Left: T-shirt from Beverly’s Athens at the Athenaeum in Athens, Georgia; right: View of Beverly Buchanan, "Untitled" (c. 1991-1999), color photograph (© Beverly Buchanan, reproduced courtesy Beverly Buchanan papers, Smithsonian Institution)
Buchanan was born October 8, 1940, in Fuquay-Varina, North Carolina — her arrival derailing her mother’s trip to the State Fair in Raleigh. As Buchanan told it later, she decided (in utero) not to ride the Ferris wheel. Upon her parents’ divorce, her childhood unfolded mostly in Orangeburg, South Carolina, on the campus of South Carolina State University. There, she was raised by her great-aunt and uncle, Marion and Walter Buchanan, spending summers in North Carolina visiting her mother. A state agricultural agent, in addition to a professor and dean, Walter advised farmers on crop care and rotation, and her experience on these site visits undoubtedly informed her practice for years to come. Laboratories and carpentry shops became early studios; test tubes, scraps of wood, and bits of glass her materials. She foraged instinctively, arranging small compositions before she had a language for her practice.
Buchanan's inquisitive nature would at first lead her into medicine. She studied medical technology at Bennett College and later parasitology and public health at Columbia University. For nearly a decade, she worked as a medical technologist and public health educator in the Bronx and East Orange, teaching communities about vaccination, birth control, and infant health. However, in the evenings she attended classes at the Art Students League, where she met the painter Norman Lewis and encountered the work of Romare Bearden — even meeting the latter by accident after following him into the men's bathroom at intermission of a Dizzy Gillespie concert at Alice Tully Hall.

These connections led her to success in New York City. Her first exhibition there took place in 1969 at the infamous Cinque Gallery, founded by Lewis and Bearden, along with painter Ernest Crichlow. And in 1980, Ana Mendieta included Buchanan’s work in Dialectics of Isolation: An Exhibition of Third World Women Artists of the United States at A.I.R. Gallery.

→ **Records supplied**
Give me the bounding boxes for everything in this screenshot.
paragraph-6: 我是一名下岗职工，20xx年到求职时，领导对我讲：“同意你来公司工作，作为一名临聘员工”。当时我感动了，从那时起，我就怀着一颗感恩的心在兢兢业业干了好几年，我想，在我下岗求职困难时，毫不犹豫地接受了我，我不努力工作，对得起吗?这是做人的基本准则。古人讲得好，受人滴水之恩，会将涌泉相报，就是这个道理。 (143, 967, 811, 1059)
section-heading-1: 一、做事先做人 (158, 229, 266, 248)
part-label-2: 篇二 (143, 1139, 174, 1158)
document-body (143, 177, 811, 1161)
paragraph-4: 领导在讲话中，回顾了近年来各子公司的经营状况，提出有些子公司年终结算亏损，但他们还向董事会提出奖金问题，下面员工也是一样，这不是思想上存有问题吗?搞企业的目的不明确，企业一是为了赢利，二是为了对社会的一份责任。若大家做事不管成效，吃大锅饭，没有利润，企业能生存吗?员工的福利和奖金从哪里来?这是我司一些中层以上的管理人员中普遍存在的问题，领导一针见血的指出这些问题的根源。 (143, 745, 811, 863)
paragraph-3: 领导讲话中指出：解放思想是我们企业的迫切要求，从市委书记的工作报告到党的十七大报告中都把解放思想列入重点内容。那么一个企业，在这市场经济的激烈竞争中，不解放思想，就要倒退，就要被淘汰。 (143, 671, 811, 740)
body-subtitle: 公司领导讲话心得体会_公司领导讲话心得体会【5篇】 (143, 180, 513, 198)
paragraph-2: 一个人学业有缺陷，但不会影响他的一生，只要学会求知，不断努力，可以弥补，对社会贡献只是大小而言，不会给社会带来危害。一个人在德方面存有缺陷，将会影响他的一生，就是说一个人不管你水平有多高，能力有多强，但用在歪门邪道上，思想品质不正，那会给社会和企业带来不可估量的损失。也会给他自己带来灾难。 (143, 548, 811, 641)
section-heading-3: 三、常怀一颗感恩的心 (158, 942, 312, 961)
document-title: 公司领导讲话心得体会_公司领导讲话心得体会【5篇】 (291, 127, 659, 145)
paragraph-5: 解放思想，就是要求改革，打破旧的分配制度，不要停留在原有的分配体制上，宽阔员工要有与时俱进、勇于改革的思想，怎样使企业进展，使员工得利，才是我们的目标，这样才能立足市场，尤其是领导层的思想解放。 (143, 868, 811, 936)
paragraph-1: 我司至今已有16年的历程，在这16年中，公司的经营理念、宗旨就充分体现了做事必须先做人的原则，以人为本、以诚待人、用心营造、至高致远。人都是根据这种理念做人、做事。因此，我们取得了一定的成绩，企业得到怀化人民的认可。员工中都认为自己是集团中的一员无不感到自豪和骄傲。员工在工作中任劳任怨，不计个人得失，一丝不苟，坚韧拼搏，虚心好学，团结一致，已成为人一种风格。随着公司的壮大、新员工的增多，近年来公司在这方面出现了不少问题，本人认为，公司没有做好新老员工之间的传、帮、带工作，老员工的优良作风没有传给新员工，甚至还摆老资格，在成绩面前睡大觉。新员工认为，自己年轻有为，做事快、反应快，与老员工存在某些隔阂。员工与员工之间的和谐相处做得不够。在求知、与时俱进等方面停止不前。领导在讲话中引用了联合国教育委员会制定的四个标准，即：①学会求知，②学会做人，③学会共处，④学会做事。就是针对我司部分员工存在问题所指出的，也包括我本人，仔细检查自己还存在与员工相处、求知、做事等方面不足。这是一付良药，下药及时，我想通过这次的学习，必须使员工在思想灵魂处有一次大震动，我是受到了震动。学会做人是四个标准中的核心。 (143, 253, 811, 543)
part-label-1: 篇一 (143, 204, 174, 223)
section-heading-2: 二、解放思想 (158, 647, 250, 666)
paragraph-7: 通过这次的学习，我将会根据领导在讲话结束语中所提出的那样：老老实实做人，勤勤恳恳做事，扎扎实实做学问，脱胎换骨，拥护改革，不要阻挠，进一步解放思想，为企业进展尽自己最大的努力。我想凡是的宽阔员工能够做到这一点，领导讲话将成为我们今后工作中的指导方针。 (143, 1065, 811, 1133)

→ **What to work on**
Resume the passage on Beverly Buchanan's life and work, picking up after its final sentence. The data come from a different source than the passage on Beverly Buchanan.

→ **Expected answer**
But for the people local to Beverly, her practice was one of embodied noticing — exploring (or perhaps feeling out, or reaching longingly for) a Southern architectural vernacular. It is a practice that holds a deep respect for ingenuity, grit, and refuse, that believes in reuse, continuation, rebirth, and the radical agency of all materials. In a table case in Beverly’s Athens, we see a paper plate with the words “WILL TALK FOR FOOD.” It is paired with a doodled self-portrait in marker of Buchanan with a plate of food and a hot beverage beside what appears to be an exhibition show card with a photograph of one of Buchanan's shacks. Speaking to her sense of affection and humor, it is inscribed with the words, “FOR my pharmacist who I Love very much. Love, Bev Buchanan. . . Yes, his wife knows.”


Left: installation view of Beverly Buchanan, "Bubba's Chair" (undated), wood and ink, in the Georgia Museum of Art; right: Beverly Buchanan, "Untitled (For my Pharmacist Who I Love Very Much)" (c. 1990s), color reproduction on cardstock (courtesy private collection)
Buchanan’s experience was one where daily life intermingled with a deeply felt understanding of regional identity. It informed work that embodied a special interpretation of the land and its parts as one jumbled and shifting site. The home, the chair, the garden, the rock — all one labored breath in the Georgia sun.